- Instructions to follow
Nothing may be dropped or altered: reproduce all the data.

- Provided information
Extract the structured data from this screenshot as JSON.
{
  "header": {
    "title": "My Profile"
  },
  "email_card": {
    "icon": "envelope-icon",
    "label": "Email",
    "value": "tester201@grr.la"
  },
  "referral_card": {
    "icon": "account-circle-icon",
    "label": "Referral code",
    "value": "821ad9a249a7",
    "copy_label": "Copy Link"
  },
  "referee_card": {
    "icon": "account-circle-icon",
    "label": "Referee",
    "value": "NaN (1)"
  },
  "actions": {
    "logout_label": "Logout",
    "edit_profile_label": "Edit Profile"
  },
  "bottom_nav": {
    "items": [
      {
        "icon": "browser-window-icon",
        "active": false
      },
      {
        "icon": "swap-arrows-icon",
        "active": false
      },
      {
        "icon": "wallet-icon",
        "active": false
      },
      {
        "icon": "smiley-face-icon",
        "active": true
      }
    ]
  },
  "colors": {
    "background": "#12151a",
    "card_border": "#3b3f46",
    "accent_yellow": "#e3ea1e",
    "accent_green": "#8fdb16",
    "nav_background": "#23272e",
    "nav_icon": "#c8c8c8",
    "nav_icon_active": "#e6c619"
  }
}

- Complete answer
Extract the structured data from this screenshot as JSON.
{
  "header": {
    "title": "My Profile"
  },
  "email_card": {
    "icon": "envelope-icon",
    "label": "Email",
    "value": "tester201@grr.la"
  },
  "referral_card": {
    "icon": "account-circle-icon",
    "label": "Referral code",
    "value": "821ad9a249a7",
    "copy_label": "Copy Link"
  },
  "referee_card": {
    "icon": "account-circle-icon",
    "label": "Referee",
    "value": "NaN (1)"
  },
  "actions": {
    "logout_label": "Logout",
    "edit_profile_label": "Edit Profile"
  },
  "bottom_nav": {
    "items": [
      {
        "icon": "browser-window-icon",
        "active": false
      },
      {
        "icon": "swap-arrows-icon",
        "active": false
      },
      {
        "icon": "wallet-icon",
        "active": false
      },
      {
        "icon": "smiley-face-icon",
        "active": true
      }
    ]
  },
  "colors": {
    "background": "#12151a",
    "card_border": "#3b3f46",
    "accent_yellow": "#e3ea1e",
    "accent_green": "#8fdb16",
    "nav_background": "#23272e",
    "nav_icon": "#c8c8c8",
    "nav_icon_active": "#e6c619"
  }
}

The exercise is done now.